---------- Records to use
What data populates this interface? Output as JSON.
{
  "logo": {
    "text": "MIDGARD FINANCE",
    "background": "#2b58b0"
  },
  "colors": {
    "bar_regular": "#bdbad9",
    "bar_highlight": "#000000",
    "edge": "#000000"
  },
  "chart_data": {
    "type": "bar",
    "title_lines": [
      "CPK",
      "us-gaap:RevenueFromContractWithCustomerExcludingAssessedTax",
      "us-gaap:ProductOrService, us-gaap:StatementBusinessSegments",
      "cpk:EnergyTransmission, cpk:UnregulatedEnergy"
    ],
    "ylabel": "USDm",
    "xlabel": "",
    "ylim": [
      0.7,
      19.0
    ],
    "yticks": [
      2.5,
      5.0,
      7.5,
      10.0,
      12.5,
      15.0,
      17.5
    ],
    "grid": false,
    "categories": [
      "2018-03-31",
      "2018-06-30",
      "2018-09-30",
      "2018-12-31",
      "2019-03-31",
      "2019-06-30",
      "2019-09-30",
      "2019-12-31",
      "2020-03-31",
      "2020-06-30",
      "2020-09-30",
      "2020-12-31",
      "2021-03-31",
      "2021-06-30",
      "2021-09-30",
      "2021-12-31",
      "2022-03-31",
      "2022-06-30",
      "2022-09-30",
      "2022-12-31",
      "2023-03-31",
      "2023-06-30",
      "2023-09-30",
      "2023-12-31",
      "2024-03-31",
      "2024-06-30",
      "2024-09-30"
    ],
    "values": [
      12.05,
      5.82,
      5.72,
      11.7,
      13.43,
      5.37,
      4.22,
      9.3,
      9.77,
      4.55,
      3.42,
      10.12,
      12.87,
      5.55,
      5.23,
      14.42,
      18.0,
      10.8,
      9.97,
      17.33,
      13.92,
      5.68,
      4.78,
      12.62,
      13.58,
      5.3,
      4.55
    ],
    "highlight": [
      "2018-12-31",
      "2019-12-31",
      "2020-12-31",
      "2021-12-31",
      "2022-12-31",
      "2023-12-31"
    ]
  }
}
--------------------
■ **Task directions**:
Search the preceding listing for the word "gaap" and pull out every line that holds it.

■ **Answer**:
      "us-gaap:RevenueFromContractWithCustomerExcludingAssessedTax",
      "us-gaap:ProductOrService, us-gaap:StatementBusinessSegments",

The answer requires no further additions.